**Problem:** Find every line in the records below that contains the word "TradingView", and copy each such line.

**Available data:**
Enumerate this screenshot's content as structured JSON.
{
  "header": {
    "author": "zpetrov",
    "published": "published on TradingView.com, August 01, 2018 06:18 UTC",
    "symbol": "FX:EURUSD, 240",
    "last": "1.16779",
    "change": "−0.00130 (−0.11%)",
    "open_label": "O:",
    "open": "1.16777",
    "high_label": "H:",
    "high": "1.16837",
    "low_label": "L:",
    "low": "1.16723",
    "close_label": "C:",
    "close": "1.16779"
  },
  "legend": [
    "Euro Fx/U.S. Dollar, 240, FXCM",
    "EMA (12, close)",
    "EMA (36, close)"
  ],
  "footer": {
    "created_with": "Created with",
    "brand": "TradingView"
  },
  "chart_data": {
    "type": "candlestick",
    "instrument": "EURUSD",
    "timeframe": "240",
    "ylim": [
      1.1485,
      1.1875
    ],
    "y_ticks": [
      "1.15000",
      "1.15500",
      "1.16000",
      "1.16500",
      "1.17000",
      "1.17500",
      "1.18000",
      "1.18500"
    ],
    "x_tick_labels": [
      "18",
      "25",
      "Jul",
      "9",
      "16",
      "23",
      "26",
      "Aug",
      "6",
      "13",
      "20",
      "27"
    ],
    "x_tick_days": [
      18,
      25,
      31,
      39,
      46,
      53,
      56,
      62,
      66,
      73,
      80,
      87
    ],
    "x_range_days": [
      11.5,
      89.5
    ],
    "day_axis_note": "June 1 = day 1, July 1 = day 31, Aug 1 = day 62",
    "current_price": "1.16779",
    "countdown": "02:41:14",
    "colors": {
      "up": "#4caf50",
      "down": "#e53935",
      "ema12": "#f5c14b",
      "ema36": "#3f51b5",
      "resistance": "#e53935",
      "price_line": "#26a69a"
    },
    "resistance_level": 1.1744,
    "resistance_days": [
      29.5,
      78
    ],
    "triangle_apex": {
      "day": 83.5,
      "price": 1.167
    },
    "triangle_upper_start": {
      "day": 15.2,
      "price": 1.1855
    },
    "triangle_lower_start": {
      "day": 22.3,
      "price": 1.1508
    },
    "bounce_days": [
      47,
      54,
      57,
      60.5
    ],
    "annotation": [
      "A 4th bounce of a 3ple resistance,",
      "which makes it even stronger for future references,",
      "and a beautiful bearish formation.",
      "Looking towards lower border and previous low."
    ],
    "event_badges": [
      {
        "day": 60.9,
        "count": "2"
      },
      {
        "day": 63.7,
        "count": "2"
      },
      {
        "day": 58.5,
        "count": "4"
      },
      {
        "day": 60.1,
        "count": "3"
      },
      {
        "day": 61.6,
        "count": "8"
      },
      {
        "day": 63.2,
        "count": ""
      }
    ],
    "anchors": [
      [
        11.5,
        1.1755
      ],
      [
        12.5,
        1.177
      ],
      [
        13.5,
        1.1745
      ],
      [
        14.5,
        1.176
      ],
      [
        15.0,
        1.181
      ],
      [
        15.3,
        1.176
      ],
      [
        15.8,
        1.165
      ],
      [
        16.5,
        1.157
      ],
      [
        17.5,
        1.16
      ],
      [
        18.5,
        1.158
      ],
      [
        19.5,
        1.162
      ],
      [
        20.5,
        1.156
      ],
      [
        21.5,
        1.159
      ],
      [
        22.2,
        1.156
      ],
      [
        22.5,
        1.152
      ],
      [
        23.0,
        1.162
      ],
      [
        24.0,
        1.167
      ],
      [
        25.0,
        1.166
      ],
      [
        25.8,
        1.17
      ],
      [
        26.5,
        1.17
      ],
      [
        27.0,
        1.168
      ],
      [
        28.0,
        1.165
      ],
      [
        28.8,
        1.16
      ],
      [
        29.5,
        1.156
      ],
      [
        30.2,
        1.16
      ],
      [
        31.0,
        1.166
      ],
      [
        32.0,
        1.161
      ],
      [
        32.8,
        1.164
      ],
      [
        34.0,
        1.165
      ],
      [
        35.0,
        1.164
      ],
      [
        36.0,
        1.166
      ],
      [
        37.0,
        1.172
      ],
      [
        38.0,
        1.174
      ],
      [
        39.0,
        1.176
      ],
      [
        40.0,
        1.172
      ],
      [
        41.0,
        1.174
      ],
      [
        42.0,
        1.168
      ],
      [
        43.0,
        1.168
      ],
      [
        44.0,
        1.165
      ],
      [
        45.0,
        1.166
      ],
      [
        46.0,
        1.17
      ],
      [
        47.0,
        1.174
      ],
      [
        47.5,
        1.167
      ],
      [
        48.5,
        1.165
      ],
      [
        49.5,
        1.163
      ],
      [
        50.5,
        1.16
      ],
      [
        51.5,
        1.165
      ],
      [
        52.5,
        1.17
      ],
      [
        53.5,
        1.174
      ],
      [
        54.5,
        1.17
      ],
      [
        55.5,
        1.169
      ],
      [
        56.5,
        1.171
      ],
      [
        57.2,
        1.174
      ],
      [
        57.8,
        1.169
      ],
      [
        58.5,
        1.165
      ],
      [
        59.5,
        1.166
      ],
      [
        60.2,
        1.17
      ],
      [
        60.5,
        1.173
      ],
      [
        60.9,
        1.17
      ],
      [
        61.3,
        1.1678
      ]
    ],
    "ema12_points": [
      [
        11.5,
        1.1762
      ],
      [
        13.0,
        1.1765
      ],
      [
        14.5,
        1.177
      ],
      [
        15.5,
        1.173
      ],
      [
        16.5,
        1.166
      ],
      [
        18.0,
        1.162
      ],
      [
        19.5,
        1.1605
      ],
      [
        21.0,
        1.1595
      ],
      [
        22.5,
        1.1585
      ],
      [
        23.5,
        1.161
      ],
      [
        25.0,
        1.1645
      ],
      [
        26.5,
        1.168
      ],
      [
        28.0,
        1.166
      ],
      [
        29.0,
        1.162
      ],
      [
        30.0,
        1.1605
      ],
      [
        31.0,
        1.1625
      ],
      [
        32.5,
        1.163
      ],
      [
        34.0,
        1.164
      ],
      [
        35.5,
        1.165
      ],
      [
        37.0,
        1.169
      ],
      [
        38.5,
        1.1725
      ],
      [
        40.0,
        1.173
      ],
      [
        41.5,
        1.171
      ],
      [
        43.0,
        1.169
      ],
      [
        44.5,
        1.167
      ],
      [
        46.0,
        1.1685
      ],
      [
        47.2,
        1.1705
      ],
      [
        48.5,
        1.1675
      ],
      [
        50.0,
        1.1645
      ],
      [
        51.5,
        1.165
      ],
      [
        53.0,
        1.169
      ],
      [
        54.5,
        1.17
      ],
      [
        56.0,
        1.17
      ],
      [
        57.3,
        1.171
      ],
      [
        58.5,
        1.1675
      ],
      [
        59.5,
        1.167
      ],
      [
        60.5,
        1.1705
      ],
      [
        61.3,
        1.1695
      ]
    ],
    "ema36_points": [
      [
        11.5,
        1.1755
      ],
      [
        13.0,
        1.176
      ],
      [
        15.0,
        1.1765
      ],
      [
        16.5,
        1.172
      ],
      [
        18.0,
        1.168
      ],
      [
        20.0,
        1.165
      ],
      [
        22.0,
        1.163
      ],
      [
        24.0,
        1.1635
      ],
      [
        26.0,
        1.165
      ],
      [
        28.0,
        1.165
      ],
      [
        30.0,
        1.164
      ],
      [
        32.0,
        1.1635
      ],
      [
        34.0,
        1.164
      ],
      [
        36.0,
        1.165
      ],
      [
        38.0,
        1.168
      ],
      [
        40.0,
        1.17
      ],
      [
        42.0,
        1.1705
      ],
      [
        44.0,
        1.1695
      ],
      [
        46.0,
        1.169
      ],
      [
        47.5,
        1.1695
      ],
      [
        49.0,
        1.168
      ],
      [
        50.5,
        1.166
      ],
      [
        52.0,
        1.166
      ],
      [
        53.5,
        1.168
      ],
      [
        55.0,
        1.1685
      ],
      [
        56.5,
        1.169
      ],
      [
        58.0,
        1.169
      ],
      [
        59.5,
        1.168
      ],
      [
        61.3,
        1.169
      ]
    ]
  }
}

**Solved problem:**
    "published": "published on TradingView.com, August 01, 2018 06:18 UTC",
    "brand": "TradingView"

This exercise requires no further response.